Start of Records provided

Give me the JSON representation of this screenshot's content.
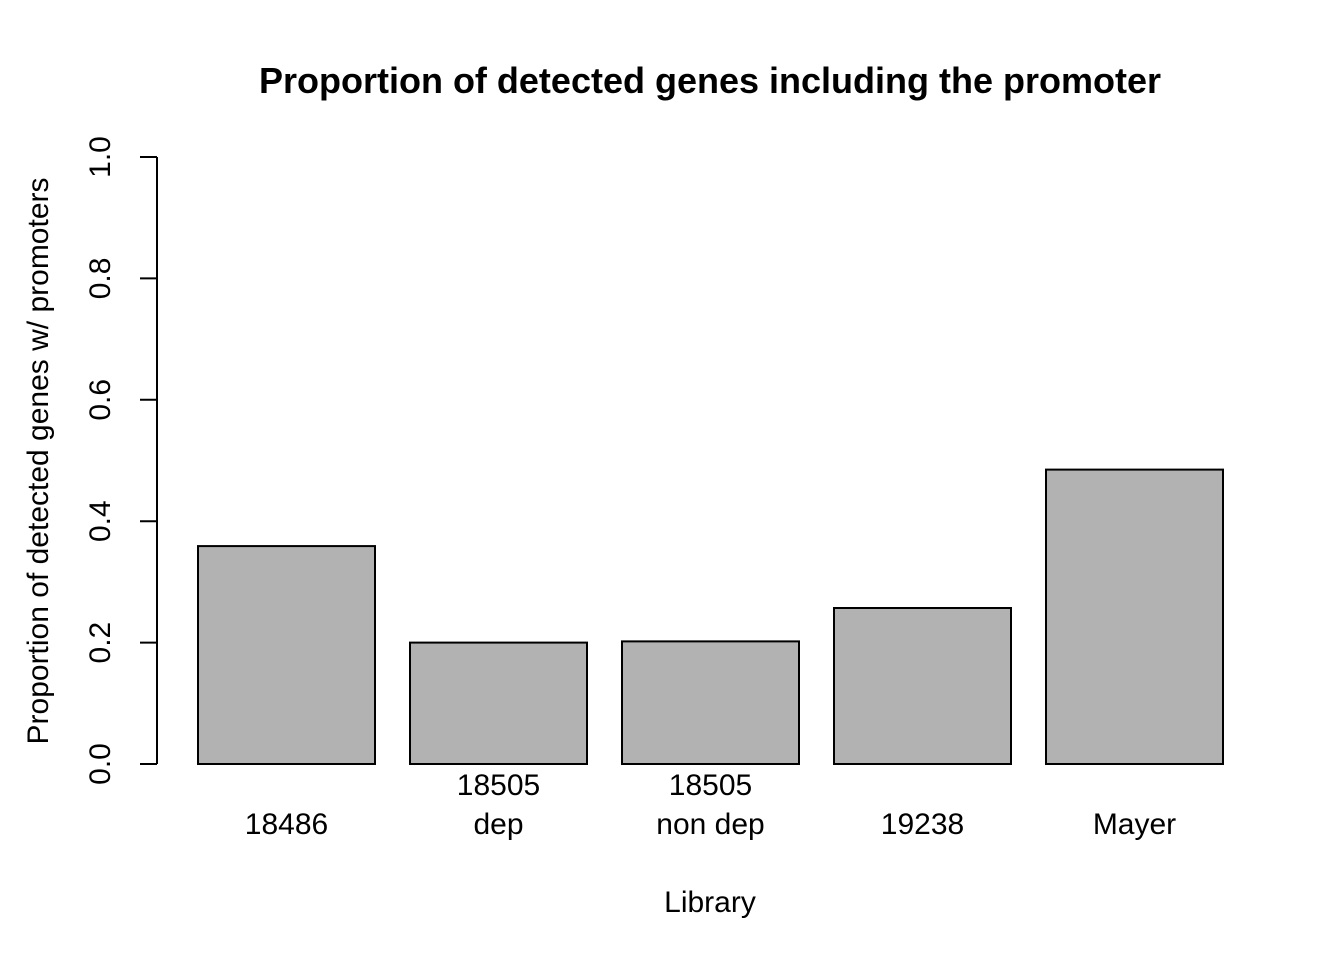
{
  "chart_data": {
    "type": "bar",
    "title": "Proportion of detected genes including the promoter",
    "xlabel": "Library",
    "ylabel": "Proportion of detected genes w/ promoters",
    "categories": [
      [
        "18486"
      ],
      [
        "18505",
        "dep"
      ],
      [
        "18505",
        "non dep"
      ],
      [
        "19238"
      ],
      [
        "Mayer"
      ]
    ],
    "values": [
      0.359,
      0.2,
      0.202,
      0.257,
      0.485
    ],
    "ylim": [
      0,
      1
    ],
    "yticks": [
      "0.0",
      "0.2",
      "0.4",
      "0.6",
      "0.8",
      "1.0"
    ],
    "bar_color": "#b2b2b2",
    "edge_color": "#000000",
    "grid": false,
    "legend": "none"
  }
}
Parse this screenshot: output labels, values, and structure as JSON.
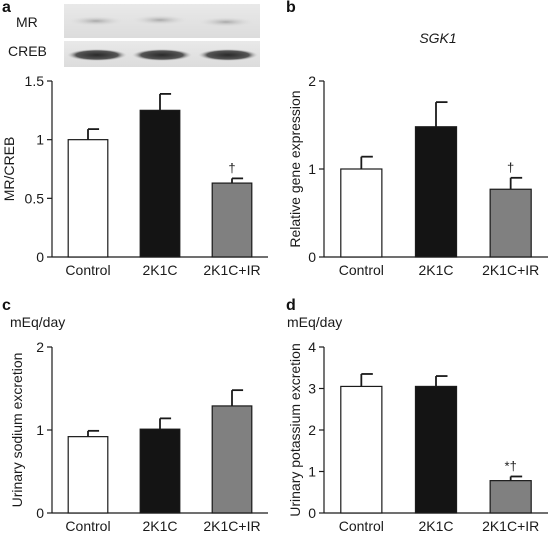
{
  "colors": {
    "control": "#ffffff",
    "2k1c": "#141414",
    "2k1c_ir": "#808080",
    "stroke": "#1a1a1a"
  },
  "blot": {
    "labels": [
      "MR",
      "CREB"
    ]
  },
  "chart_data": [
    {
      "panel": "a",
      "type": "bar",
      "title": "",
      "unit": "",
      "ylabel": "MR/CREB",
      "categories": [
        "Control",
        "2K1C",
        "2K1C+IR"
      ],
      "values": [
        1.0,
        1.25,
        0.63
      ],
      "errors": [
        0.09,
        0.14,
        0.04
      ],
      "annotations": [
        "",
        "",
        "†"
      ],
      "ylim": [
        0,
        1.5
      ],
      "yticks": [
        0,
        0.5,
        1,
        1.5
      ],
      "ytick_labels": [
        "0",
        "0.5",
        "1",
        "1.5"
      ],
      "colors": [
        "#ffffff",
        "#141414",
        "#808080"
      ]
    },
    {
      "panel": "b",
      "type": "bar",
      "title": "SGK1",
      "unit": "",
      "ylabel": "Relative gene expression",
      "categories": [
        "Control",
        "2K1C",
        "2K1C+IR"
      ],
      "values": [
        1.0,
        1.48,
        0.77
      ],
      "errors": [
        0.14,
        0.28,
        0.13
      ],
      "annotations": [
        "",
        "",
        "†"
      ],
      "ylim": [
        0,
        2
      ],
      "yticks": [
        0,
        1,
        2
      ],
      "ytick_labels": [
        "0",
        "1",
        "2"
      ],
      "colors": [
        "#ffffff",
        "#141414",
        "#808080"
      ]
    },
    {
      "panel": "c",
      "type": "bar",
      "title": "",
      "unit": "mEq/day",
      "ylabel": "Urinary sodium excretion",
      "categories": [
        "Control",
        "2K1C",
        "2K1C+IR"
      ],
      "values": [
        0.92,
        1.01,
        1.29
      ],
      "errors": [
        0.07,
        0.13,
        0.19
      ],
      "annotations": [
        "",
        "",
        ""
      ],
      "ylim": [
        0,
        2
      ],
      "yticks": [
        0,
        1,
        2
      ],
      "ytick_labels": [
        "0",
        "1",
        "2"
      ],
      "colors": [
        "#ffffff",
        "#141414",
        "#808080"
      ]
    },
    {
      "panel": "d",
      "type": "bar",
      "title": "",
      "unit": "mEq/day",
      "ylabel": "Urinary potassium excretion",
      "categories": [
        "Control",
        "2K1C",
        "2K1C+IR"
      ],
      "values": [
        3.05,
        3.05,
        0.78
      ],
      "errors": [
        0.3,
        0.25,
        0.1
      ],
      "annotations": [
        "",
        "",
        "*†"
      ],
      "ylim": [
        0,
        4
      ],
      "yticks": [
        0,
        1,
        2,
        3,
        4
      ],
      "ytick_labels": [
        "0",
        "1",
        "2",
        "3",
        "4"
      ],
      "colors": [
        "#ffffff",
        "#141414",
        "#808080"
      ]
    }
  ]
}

End of Records provided

Directions
Restate the data word for word without pictures.

Finished task
Give me the JSON representation of this screenshot's content.
{
  "chart_data": {
    "type": "bar",
    "title": "Proportion of detected genes including the promoter",
    "xlabel": "Library",
    "ylabel": "Proportion of detected genes w/ promoters",
    "categories": [
      [
        "18486"
      ],
      [
        "18505",
        "dep"
      ],
      [
        "18505",
        "non dep"
      ],
      [
        "19238"
      ],
      [
        "Mayer"
      ]
    ],
    "values": [
      0.359,
      0.2,
      0.202,
      0.257,
      0.485
    ],
    "ylim": [
      0,
      1
    ],
    "yticks": [
      "0.0",
      "0.2",
      "0.4",
      "0.6",
      "0.8",
      "1.0"
    ],
    "bar_color": "#b2b2b2",
    "edge_color": "#000000",
    "grid": false,
    "legend": "none"
  }
}
Parse this screenshot: output labels, values, and structure as JSON.
{
  "colors": {
    "control": "#ffffff",
    "2k1c": "#141414",
    "2k1c_ir": "#808080",
    "stroke": "#1a1a1a"
  },
  "blot": {
    "labels": [
      "MR",
      "CREB"
    ]
  },
  "chart_data": [
    {
      "panel": "a",
      "type": "bar",
      "title": "",
      "unit": "",
      "ylabel": "MR/CREB",
      "categories": [
        "Control",
        "2K1C",
        "2K1C+IR"
      ],
      "values": [
        1.0,
        1.25,
        0.63
      ],
      "errors": [
        0.09,
        0.14,
        0.04
      ],
      "annotations": [
        "",
        "",
        "†"
      ],
      "ylim": [
        0,
        1.5
      ],
      "yticks": [
        0,
        0.5,
        1,
        1.5
      ],
      "ytick_labels": [
        "0",
        "0.5",
        "1",
        "1.5"
      ],
      "colors": [
        "#ffffff",
        "#141414",
        "#808080"
      ]
    },
    {
      "panel": "b",
      "type": "bar",
      "title": "SGK1",
      "unit": "",
      "ylabel": "Relative gene expression",
      "categories": [
        "Control",
        "2K1C",
        "2K1C+IR"
      ],
      "values": [
        1.0,
        1.48,
        0.77
      ],
      "errors": [
        0.14,
        0.28,
        0.13
      ],
      "annotations": [
        "",
        "",
        "†"
      ],
      "ylim": [
        0,
        2
      ],
      "yticks": [
        0,
        1,
        2
      ],
      "ytick_labels": [
        "0",
        "1",
        "2"
      ],
      "colors": [
        "#ffffff",
        "#141414",
        "#808080"
      ]
    },
    {
      "panel": "c",
      "type": "bar",
      "title": "",
      "unit": "mEq/day",
      "ylabel": "Urinary sodium excretion",
      "categories": [
        "Control",
        "2K1C",
        "2K1C+IR"
      ],
      "values": [
        0.92,
        1.01,
        1.29
      ],
      "errors": [
        0.07,
        0.13,
        0.19
      ],
      "annotations": [
        "",
        "",
        ""
      ],
      "ylim": [
        0,
        2
      ],
      "yticks": [
        0,
        1,
        2
      ],
      "ytick_labels": [
        "0",
        "1",
        "2"
      ],
      "colors": [
        "#ffffff",
        "#141414",
        "#808080"
      ]
    },
    {
      "panel": "d",
      "type": "bar",
      "title": "",
      "unit": "mEq/day",
      "ylabel": "Urinary potassium excretion",
      "categories": [
        "Control",
        "2K1C",
        "2K1C+IR"
      ],
      "values": [
        3.05,
        3.05,
        0.78
      ],
      "errors": [
        0.3,
        0.25,
        0.1
      ],
      "annotations": [
        "",
        "",
        "*†"
      ],
      "ylim": [
        0,
        4
      ],
      "yticks": [
        0,
        1,
        2,
        3,
        4
      ],
      "ytick_labels": [
        "0",
        "1",
        "2",
        "3",
        "4"
      ],
      "colors": [
        "#ffffff",
        "#141414",
        "#808080"
      ]
    }
  ]
}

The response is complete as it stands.